* **Given request**
Give back the full material, exactly as it reads.

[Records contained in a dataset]
──────────

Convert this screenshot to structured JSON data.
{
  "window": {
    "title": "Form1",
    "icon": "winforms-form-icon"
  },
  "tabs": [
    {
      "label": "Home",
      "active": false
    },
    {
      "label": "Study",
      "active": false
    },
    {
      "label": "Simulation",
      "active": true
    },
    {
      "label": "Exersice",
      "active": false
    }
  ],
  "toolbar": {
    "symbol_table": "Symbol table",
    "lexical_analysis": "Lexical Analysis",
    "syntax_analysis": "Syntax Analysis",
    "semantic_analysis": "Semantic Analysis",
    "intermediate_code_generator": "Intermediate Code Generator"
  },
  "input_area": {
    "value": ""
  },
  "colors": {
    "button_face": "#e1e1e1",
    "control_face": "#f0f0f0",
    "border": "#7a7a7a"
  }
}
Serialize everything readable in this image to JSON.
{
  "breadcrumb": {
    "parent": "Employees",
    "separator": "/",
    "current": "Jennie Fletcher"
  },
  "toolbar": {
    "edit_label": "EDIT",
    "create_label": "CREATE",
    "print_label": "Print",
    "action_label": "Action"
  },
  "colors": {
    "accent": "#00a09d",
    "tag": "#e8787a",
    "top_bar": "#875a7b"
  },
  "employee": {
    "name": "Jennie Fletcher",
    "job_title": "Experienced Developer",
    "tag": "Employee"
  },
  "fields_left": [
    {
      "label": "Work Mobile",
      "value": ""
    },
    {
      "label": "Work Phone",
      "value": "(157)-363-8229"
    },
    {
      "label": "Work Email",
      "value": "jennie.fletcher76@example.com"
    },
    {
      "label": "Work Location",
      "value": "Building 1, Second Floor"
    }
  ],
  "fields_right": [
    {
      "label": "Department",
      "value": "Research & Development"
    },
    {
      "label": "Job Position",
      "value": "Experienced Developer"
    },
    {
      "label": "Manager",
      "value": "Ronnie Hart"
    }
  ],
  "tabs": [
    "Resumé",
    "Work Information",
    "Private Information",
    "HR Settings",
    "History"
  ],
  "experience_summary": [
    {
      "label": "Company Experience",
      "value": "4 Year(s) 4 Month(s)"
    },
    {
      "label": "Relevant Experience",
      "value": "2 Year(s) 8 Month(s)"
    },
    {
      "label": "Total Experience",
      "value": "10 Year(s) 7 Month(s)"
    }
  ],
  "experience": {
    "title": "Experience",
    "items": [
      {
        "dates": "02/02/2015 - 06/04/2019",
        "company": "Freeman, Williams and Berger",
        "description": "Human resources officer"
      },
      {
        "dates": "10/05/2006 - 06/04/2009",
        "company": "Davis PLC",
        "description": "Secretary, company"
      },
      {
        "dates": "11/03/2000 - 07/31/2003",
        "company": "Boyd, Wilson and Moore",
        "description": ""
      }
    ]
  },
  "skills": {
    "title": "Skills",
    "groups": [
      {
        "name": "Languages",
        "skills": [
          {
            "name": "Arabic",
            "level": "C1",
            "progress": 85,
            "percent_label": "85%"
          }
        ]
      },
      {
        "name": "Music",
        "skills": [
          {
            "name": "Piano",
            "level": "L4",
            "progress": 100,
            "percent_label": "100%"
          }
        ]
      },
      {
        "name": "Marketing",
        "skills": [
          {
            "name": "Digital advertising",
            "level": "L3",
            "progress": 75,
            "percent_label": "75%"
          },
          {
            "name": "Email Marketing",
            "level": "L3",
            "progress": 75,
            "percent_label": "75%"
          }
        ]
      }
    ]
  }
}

──────────

* **The solution**
Convert this screenshot to structured JSON data.
{
  "window": {
    "title": "Form1",
    "icon": "winforms-form-icon"
  },
  "tabs": [
    {
      "label": "Home",
      "active": false
    },
    {
      "label": "Study",
      "active": false
    },
    {
      "label": "Simulation",
      "active": true
    },
    {
      "label": "Exersice",
      "active": false
    }
  ],
  "toolbar": {
    "symbol_table": "Symbol table",
    "lexical_analysis": "Lexical Analysis",
    "syntax_analysis": "Syntax Analysis",
    "semantic_analysis": "Semantic Analysis",
    "intermediate_code_generator": "Intermediate Code Generator"
  },
  "input_area": {
    "value": ""
  },
  "colors": {
    "button_face": "#e1e1e1",
    "control_face": "#f0f0f0",
    "border": "#7a7a7a"
  }
}
Serialize everything readable in this image to JSON.
{
  "breadcrumb": {
    "parent": "Employees",
    "separator": "/",
    "current": "Jennie Fletcher"
  },
  "toolbar": {
    "edit_label": "EDIT",
    "create_label": "CREATE",
    "print_label": "Print",
    "action_label": "Action"
  },
  "colors": {
    "accent": "#00a09d",
    "tag": "#e8787a",
    "top_bar": "#875a7b"
  },
  "employee": {
    "name": "Jennie Fletcher",
    "job_title": "Experienced Developer",
    "tag": "Employee"
  },
  "fields_left": [
    {
      "label": "Work Mobile",
      "value": ""
    },
    {
      "label": "Work Phone",
      "value": "(157)-363-8229"
    },
    {
      "label": "Work Email",
      "value": "jennie.fletcher76@example.com"
    },
    {
      "label": "Work Location",
      "value": "Building 1, Second Floor"
    }
  ],
  "fields_right": [
    {
      "label": "Department",
      "value": "Research & Development"
    },
    {
      "label": "Job Position",
      "value": "Experienced Developer"
    },
    {
      "label": "Manager",
      "value": "Ronnie Hart"
    }
  ],
  "tabs": [
    "Resumé",
    "Work Information",
    "Private Information",
    "HR Settings",
    "History"
  ],
  "experience_summary": [
    {
      "label": "Company Experience",
      "value": "4 Year(s) 4 Month(s)"
    },
    {
      "label": "Relevant Experience",
      "value": "2 Year(s) 8 Month(s)"
    },
    {
      "label": "Total Experience",
      "value": "10 Year(s) 7 Month(s)"
    }
  ],
  "experience": {
    "title": "Experience",
    "items": [
      {
        "dates": "02/02/2015 - 06/04/2019",
        "company": "Freeman, Williams and Berger",
        "description": "Human resources officer"
      },
      {
        "dates": "10/05/2006 - 06/04/2009",
        "company": "Davis PLC",
        "description": "Secretary, company"
      },
      {
        "dates": "11/03/2000 - 07/31/2003",
        "company": "Boyd, Wilson and Moore",
        "description": ""
      }
    ]
  },
  "skills": {
    "title": "Skills",
    "groups": [
      {
        "name": "Languages",
        "skills": [
          {
            "name": "Arabic",
            "level": "C1",
            "progress": 85,
            "percent_label": "85%"
          }
        ]
      },
      {
        "name": "Music",
        "skills": [
          {
            "name": "Piano",
            "level": "L4",
            "progress": 100,
            "percent_label": "100%"
          }
        ]
      },
      {
        "name": "Marketing",
        "skills": [
          {
            "name": "Digital advertising",
            "level": "L3",
            "progress": 75,
            "percent_label": "75%"
          },
          {
            "name": "Email Marketing",
            "level": "L3",
            "progress": 75,
            "percent_label": "75%"
          }
        ]
      }
    ]
  }
}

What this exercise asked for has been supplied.